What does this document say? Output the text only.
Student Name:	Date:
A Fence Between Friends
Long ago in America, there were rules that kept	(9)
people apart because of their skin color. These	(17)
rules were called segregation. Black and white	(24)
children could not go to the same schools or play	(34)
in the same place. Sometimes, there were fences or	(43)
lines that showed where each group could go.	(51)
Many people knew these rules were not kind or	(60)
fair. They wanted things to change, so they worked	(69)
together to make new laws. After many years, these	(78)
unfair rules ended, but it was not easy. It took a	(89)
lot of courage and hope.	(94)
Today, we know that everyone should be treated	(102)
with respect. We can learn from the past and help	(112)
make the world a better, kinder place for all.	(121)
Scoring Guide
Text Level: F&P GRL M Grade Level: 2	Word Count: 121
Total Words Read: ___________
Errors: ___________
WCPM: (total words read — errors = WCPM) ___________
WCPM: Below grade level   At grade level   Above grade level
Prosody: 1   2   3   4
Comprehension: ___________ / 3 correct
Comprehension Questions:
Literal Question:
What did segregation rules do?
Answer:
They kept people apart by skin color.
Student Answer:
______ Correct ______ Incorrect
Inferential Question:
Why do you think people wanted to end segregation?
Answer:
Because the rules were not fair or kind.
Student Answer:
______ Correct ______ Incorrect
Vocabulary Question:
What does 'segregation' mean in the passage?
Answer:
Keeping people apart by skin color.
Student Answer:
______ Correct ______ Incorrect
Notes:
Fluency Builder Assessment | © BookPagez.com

- [EXERCISE BRIEF]:
Return all of the data word for word.

- [WRITTEN ANSWER]:
What does this document say? Output the text only.
Student Name:	Date:
A Fence Between Friends
Long ago in America, there were rules that kept	(9)
people apart because of their skin color. These	(17)
rules were called segregation. Black and white	(24)
children could not go to the same schools or play	(34)
in the same place. Sometimes, there were fences or	(43)
lines that showed where each group could go.	(51)
Many people knew these rules were not kind or	(60)
fair. They wanted things to change, so they worked	(69)
together to make new laws. After many years, these	(78)
unfair rules ended, but it was not easy. It took a	(89)
lot of courage and hope.	(94)
Today, we know that everyone should be treated	(102)
with respect. We can learn from the past and help	(112)
make the world a better, kinder place for all.	(121)
Scoring Guide
Text Level: F&P GRL M Grade Level: 2	Word Count: 121
Total Words Read: ___________
Errors: ___________
WCPM: (total words read — errors = WCPM) ___________
WCPM: Below grade level   At grade level   Above grade level
Prosody: 1   2   3   4
Comprehension: ___________ / 3 correct
Comprehension Questions:
Literal Question:
What did segregation rules do?
Answer:
They kept people apart by skin color.
Student Answer:
______ Correct ______ Incorrect
Inferential Question:
Why do you think people wanted to end segregation?
Answer:
Because the rules were not fair or kind.
Student Answer:
______ Correct ______ Incorrect
Vocabulary Question:
What does 'segregation' mean in the passage?
Answer:
Keeping people apart by skin color.
Student Answer:
______ Correct ______ Incorrect
Notes:
Fluency Builder Assessment | © BookPagez.com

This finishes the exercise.